* **WHAT THE TASK ASKS**:
Can you transcribe every entry word for word, skipping the images?

* **RECORDS FOR THIS TASK**:
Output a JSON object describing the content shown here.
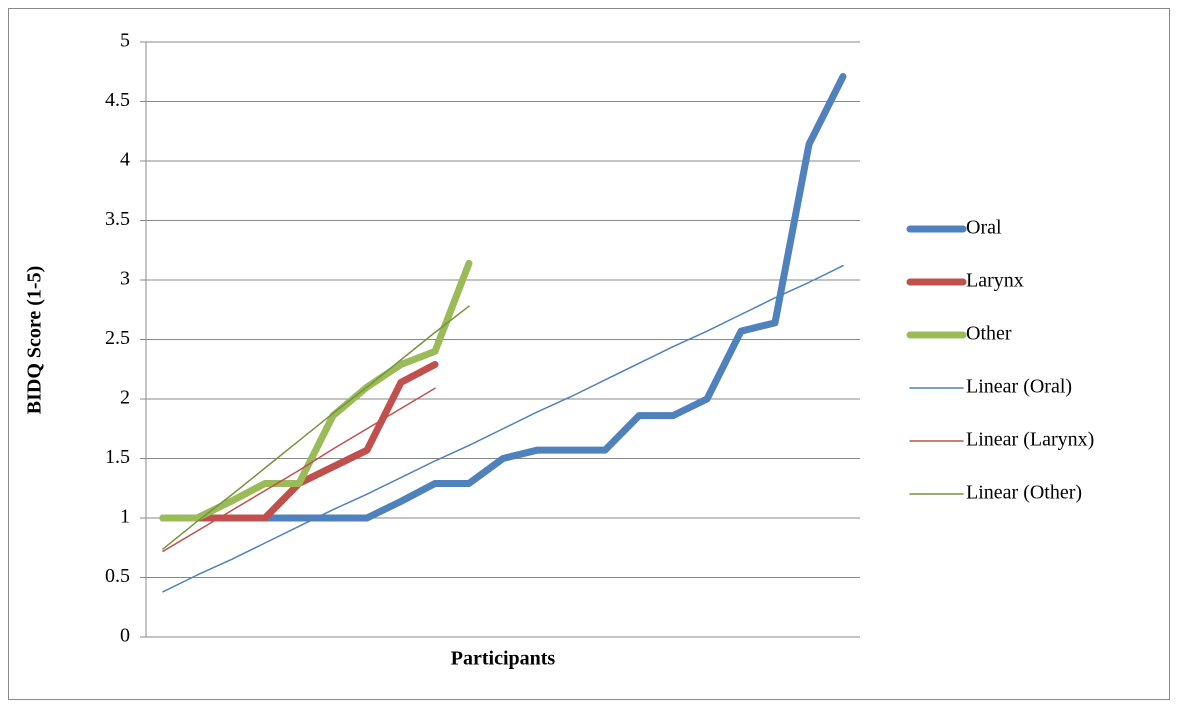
{
  "chart_data": {
    "type": "line",
    "y_label": "BIDQ Score (1-5)",
    "x_label": "Participants",
    "categories": [
      null,
      null,
      null,
      null,
      null,
      null,
      null,
      null,
      null,
      null,
      null,
      null,
      null,
      null,
      null,
      null,
      null,
      null,
      null,
      null,
      null
    ],
    "ylim": [
      0,
      5
    ],
    "yticks": [
      0,
      0.5,
      1,
      1.5,
      2,
      2.5,
      3,
      3.5,
      4,
      4.5,
      5
    ],
    "grid": true,
    "legend": "right",
    "series": [
      {
        "name": "Oral",
        "color": "#4f81bd",
        "line_width": 7,
        "values": [
          1,
          1,
          1,
          1,
          1,
          1,
          1,
          1.14,
          1.29,
          1.29,
          1.5,
          1.57,
          1.57,
          1.57,
          1.86,
          1.86,
          2.0,
          2.57,
          2.64,
          4.14,
          4.71
        ]
      },
      {
        "name": "Larynx",
        "color": "#c0504d",
        "line_width": 7,
        "values": [
          1,
          1,
          1,
          1,
          1.29,
          1.43,
          1.57,
          2.14,
          2.29,
          null,
          null,
          null,
          null,
          null,
          null,
          null,
          null,
          null,
          null,
          null,
          null
        ]
      },
      {
        "name": "Other",
        "color": "#9bbb59",
        "line_width": 7,
        "values": [
          1,
          1,
          1.14,
          1.29,
          1.29,
          1.86,
          2.1,
          2.29,
          2.4,
          3.14,
          null,
          null,
          null,
          null,
          null,
          null,
          null,
          null,
          null,
          null,
          null
        ]
      },
      {
        "name": "Linear (Oral)",
        "color": "#4f81bd",
        "line_width": 1.5,
        "values": [
          0.38,
          0.52,
          0.65,
          0.79,
          0.93,
          1.07,
          1.2,
          1.34,
          1.48,
          1.61,
          1.75,
          1.89,
          2.02,
          2.16,
          2.3,
          2.44,
          2.57,
          2.71,
          2.85,
          2.98,
          3.12
        ]
      },
      {
        "name": "Linear (Larynx)",
        "color": "#c0504d",
        "line_width": 1.5,
        "values": [
          0.72,
          0.89,
          1.06,
          1.23,
          1.4,
          1.58,
          1.75,
          1.92,
          2.09,
          null,
          null,
          null,
          null,
          null,
          null,
          null,
          null,
          null,
          null,
          null,
          null
        ]
      },
      {
        "name": "Linear (Other)",
        "color": "#77933c",
        "line_width": 1.5,
        "values": [
          0.74,
          0.97,
          1.19,
          1.42,
          1.65,
          1.88,
          2.1,
          2.33,
          2.56,
          2.78,
          null,
          null,
          null,
          null,
          null,
          null,
          null,
          null,
          null,
          null,
          null
        ]
      }
    ]
  }
}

* **RESULT OF THIS TASK**:
Output a JSON object describing the content shown here.
{
  "chart_data": {
    "type": "line",
    "y_label": "BIDQ Score (1-5)",
    "x_label": "Participants",
    "categories": [
      null,
      null,
      null,
      null,
      null,
      null,
      null,
      null,
      null,
      null,
      null,
      null,
      null,
      null,
      null,
      null,
      null,
      null,
      null,
      null,
      null
    ],
    "ylim": [
      0,
      5
    ],
    "yticks": [
      0,
      0.5,
      1,
      1.5,
      2,
      2.5,
      3,
      3.5,
      4,
      4.5,
      5
    ],
    "grid": true,
    "legend": "right",
    "series": [
      {
        "name": "Oral",
        "color": "#4f81bd",
        "line_width": 7,
        "values": [
          1,
          1,
          1,
          1,
          1,
          1,
          1,
          1.14,
          1.29,
          1.29,
          1.5,
          1.57,
          1.57,
          1.57,
          1.86,
          1.86,
          2.0,
          2.57,
          2.64,
          4.14,
          4.71
        ]
      },
      {
        "name": "Larynx",
        "color": "#c0504d",
        "line_width": 7,
        "values": [
          1,
          1,
          1,
          1,
          1.29,
          1.43,
          1.57,
          2.14,
          2.29,
          null,
          null,
          null,
          null,
          null,
          null,
          null,
          null,
          null,
          null,
          null,
          null
        ]
      },
      {
        "name": "Other",
        "color": "#9bbb59",
        "line_width": 7,
        "values": [
          1,
          1,
          1.14,
          1.29,
          1.29,
          1.86,
          2.1,
          2.29,
          2.4,
          3.14,
          null,
          null,
          null,
          null,
          null,
          null,
          null,
          null,
          null,
          null,
          null
        ]
      },
      {
        "name": "Linear (Oral)",
        "color": "#4f81bd",
        "line_width": 1.5,
        "values": [
          0.38,
          0.52,
          0.65,
          0.79,
          0.93,
          1.07,
          1.2,
          1.34,
          1.48,
          1.61,
          1.75,
          1.89,
          2.02,
          2.16,
          2.3,
          2.44,
          2.57,
          2.71,
          2.85,
          2.98,
          3.12
        ]
      },
      {
        "name": "Linear (Larynx)",
        "color": "#c0504d",
        "line_width": 1.5,
        "values": [
          0.72,
          0.89,
          1.06,
          1.23,
          1.4,
          1.58,
          1.75,
          1.92,
          2.09,
          null,
          null,
          null,
          null,
          null,
          null,
          null,
          null,
          null,
          null,
          null,
          null
        ]
      },
      {
        "name": "Linear (Other)",
        "color": "#77933c",
        "line_width": 1.5,
        "values": [
          0.74,
          0.97,
          1.19,
          1.42,
          1.65,
          1.88,
          2.1,
          2.33,
          2.56,
          2.78,
          null,
          null,
          null,
          null,
          null,
          null,
          null,
          null,
          null,
          null,
          null
        ]
      }
    ]
  }
}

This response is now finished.